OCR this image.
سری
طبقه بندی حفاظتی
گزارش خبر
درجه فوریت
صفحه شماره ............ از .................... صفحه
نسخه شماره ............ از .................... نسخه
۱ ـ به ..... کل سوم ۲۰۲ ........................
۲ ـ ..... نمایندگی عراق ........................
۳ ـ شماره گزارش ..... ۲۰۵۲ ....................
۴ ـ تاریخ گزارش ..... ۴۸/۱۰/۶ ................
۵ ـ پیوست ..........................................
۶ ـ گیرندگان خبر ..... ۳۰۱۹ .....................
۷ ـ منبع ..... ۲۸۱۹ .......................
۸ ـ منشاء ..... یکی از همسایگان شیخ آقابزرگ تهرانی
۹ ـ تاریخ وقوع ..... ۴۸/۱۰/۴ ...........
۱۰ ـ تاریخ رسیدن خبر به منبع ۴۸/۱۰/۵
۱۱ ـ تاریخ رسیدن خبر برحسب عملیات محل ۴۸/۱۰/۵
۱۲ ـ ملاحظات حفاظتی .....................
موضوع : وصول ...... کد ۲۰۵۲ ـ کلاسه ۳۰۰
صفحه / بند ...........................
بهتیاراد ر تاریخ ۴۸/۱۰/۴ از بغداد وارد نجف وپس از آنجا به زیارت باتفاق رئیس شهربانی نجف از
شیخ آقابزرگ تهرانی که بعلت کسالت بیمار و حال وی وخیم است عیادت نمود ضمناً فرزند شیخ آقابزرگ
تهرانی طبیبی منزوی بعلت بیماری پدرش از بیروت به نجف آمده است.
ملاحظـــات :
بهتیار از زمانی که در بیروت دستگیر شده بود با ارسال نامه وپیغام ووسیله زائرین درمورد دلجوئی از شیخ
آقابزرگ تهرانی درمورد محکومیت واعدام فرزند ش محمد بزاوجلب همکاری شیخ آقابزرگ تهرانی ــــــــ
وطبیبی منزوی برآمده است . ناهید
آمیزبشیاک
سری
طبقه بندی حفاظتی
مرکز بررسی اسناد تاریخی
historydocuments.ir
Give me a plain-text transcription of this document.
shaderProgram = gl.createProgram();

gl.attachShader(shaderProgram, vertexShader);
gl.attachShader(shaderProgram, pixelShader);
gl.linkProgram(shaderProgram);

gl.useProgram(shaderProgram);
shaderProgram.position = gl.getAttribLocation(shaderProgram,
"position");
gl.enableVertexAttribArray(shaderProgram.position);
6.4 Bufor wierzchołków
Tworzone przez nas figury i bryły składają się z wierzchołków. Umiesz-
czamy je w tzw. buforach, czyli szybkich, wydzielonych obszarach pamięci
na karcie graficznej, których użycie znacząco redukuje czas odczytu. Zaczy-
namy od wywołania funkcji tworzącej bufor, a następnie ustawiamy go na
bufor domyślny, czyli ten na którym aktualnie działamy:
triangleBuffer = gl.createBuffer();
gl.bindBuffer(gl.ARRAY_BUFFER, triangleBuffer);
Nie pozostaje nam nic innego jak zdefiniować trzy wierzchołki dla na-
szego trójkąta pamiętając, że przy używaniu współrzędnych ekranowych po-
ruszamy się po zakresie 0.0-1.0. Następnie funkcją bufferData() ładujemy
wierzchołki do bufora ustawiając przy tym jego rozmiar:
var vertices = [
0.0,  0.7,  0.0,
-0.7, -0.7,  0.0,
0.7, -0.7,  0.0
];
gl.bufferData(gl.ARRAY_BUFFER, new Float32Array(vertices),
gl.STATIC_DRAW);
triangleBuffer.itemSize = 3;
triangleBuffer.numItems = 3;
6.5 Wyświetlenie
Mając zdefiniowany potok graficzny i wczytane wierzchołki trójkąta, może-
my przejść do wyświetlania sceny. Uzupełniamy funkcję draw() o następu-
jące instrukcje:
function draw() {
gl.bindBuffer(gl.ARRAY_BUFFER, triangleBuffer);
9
***
Go through the material above and copy each line that has the word "رسیدن".

۱۰ ـ تاریخ رسیدن خبر به منبع ۴۸/۱۰/۵
۱۱ ـ تاریخ رسیدن خبر برحسب عملیات محل ۴۸/۱۰/۵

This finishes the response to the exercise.